## Zitierter Auszug:
Kleine Luzerner Parteien reklamieren mehr Einfluss im Kantonsrat

Die Bürgerlichen haben den Grünen und der GLP nach den letzten Luzerner Kantonsratswahlen Kommissionssitze gestrichen. Nun verlangen die Kleinparteien eine Korrektur. Doch das kommt bei den Wahlsiegern schlecht an.
Die GLP mit Claudia Huser Barmettler, Fraktionschefin Michèle Graber und Urs Brücker (von links) verlangt mehr Sitze in Kantonsratskommissionen. (Bild: Pius Amrein, Luzern, 12. Dezember 2016)

Lukas Nussbaumer

Wahlerfolge sollen sich in Kommissionssitze ummünzen. Nach diesem Grundsatz handelten die Sieger der letzten Kantonsratswahlen im Mai 2015 – und verbannten die Grünliberalen aus drei kantonsrätlichen Kommissionen, die Grünen aus einer. Beide Parteien büssten Wähleranteile und Mandate ein.

Anders SVP und FDP: Sie konnten zulegen. Und schafften es, die achtköpfige Geschäftsleitung des Parlaments – bestehend aus den sechs Fraktionschefs sowie dem Kantonsratspräsidenten und dem Vize – von einer streng mathematisch begründeten Kommissionszusammensetzung zu überzeugen. Das Abstimmungsresultat war jedoch knapp – knapper ging nicht.

Die Neuverteilung passte der GLP, den Grünen und auch der SP, die ihre Kommissionssitze halten konnte, nicht. Ihre Vertreter sprachen von einer «Machtdemonstration der Bürgerlichen», von einem «unverständlichen Rauswurf», auch davon, dass man die Abweichung vom bisher geltenden Grundsatz sehr bedaure.

Regierung hat für Antwort auf Vorstoss ein Jahr lang Zeit

Das damals Gesagte gilt für die drei kleinsten Kantonsratsfraktionen noch immer. Und sie setzen alles daran, den bis 2015 geltenden Massstab künftig im Kantonsratsgesetz zu verankern: Alle Fraktionen sollen in allen Kommissionen mit mindestens einem Mitglied vertreten sein, verlangt GLP-Fraktionschefin Michèle Graber in einer Motion.

## Ziel 1:
Wie setzt sich laut dem Artikel über die Luzerner Kommissionssitze die Geschäftsleitung des Parlaments zusammen?
## Ziel 2:
Fasse den Artikel über die Luzerner Kommissionssitze in zwei Sätzen zusammen.
## Ziel 3:
Bitte nimm den Artikel über die Luzerner Kommissionssitze an seinem Schluss auf und schreibe ihn weiter.

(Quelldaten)
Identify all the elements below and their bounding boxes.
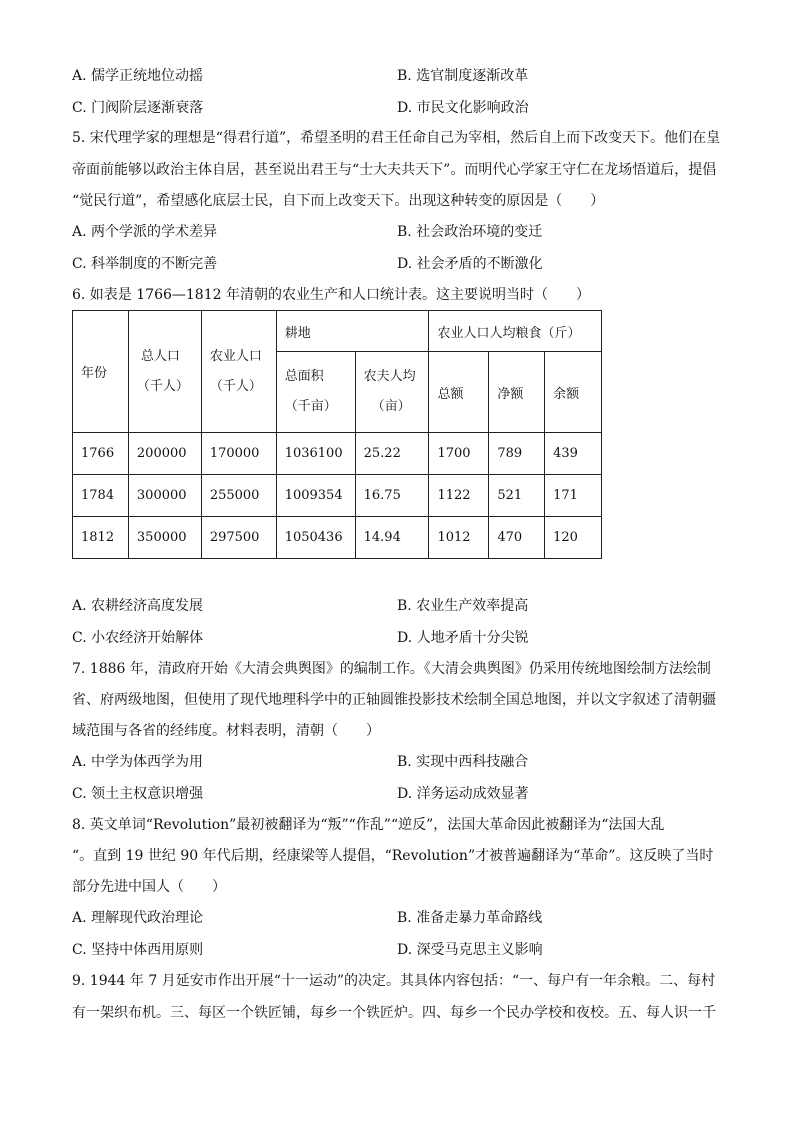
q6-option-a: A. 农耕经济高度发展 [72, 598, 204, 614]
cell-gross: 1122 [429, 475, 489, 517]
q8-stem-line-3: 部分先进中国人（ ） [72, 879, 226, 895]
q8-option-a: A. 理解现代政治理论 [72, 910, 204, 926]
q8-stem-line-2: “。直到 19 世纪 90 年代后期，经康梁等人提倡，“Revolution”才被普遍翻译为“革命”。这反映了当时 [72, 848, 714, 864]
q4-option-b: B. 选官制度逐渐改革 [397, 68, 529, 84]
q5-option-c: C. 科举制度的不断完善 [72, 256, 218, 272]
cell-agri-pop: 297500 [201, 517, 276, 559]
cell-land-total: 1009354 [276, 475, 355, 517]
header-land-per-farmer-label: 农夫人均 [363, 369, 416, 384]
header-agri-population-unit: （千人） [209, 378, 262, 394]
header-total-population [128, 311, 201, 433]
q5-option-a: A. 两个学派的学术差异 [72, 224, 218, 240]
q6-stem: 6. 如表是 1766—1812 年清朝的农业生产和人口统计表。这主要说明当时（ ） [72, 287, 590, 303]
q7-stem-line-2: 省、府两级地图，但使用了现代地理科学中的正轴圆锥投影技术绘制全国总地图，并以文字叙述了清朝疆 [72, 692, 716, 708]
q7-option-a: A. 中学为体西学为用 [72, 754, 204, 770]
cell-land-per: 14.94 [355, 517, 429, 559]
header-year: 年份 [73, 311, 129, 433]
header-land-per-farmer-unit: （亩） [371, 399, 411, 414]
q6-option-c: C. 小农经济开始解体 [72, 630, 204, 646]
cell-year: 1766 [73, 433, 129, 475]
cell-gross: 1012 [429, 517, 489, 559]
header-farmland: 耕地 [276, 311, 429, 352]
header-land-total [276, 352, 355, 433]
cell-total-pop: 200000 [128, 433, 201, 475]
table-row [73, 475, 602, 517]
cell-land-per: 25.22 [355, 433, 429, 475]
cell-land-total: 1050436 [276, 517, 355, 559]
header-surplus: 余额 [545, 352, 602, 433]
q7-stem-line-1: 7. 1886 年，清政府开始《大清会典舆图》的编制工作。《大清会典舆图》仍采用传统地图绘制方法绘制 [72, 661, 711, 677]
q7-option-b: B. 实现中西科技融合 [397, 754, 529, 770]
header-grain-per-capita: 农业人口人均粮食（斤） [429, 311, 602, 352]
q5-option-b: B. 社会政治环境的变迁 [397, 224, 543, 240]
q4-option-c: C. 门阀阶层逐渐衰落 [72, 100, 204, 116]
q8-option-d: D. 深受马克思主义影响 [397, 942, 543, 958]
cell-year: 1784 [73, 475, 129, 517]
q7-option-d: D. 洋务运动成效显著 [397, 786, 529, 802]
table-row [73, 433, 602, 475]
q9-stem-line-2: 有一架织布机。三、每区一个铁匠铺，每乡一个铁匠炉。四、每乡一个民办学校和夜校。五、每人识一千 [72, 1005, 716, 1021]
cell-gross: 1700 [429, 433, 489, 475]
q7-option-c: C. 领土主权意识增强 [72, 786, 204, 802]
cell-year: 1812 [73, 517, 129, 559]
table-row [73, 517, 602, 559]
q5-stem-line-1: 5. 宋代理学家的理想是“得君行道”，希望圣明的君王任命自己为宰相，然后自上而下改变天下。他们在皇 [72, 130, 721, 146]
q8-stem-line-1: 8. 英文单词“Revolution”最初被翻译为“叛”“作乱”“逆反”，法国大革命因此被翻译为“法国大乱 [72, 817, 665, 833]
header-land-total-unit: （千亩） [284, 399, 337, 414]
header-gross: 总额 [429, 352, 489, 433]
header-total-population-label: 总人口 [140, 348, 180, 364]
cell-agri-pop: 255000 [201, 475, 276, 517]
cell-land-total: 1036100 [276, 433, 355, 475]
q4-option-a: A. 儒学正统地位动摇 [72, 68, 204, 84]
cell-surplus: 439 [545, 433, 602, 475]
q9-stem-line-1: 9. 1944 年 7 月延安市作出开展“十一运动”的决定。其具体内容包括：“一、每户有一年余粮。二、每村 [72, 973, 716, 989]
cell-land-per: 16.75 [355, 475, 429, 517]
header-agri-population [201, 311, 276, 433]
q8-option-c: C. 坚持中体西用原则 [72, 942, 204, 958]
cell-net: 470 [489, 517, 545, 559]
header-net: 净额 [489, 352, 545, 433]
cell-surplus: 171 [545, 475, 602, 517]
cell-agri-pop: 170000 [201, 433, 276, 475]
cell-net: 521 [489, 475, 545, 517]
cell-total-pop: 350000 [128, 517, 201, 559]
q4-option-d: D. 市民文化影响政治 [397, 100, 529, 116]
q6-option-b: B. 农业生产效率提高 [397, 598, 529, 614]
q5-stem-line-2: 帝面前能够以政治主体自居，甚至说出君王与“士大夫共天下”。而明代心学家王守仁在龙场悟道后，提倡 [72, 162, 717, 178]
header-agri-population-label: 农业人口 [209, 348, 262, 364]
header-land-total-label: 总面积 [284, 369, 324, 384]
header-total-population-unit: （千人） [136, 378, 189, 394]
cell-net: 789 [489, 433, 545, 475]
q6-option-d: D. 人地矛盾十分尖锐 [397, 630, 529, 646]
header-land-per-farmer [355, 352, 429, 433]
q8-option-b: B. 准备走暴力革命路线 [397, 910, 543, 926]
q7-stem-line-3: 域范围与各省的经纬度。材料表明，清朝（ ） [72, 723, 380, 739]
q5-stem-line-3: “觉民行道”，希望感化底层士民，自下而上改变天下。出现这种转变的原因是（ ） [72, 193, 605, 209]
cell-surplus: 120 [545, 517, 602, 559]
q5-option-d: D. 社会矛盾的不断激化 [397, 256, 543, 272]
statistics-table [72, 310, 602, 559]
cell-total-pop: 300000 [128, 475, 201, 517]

## Übungsergebnis 1:
Sie besteht aus acht Personen: den sechs Fraktionschefs sowie dem Kantonsratspräsidenten und dem Vize.

## Übungsergebnis 2:
Nach den Kantonsratswahlen im Mai 2015 verloren die Grünliberalen ihre Sitze in drei Kommissionen und die Grünen in einer, weil die Wahlsieger die Geschäftsleitung knapp von einer streng mathematischen Verteilung überzeugt hatten. GLP, Grüne und SP lehnen das weiterhin ab, und GLP-Fraktionschefin Michèle Graber verlangt in einer Motion, dass alle Fraktionen in allen Kommissionen mit mindestens einem Mitglied vertreten sind.

## Übungsergebnis 3:
«Wenn ich mich im Kantonsrat umhöre, heisst es immer wieder, in den Kommissionen müssten alle Fraktionen vertreten sein.»

Michèle Graber, GLP-Fraktionschefin


SP- und Grüne-Parlamentarier haben ihren Vorstoss mitunterzeichnet, dazu lediglich zwei Bürgerliche. Dennoch ist Graber davon überzeugt, für ihre Motion eine Mehrheit zu finden. «Wenn ich mich im Kantonsrat umhöre, heisst es immer wieder, in den Kommissionen müssten alle Fraktionen vertreten sein. Das finden auch Regierungsräte.» Die Udligenswilerin hofft denn auch, die Regierung beantworte ihre Motion «zeitnah». Konkret: im Umfeld der Kantonsratswahlen vom 31. März 2019. Reizt die Exekutive ihren gesetzlich zugestandenen Spielraum aus, muss sie sich zum Vorstoss jedoch erst in einem Jahr äussern.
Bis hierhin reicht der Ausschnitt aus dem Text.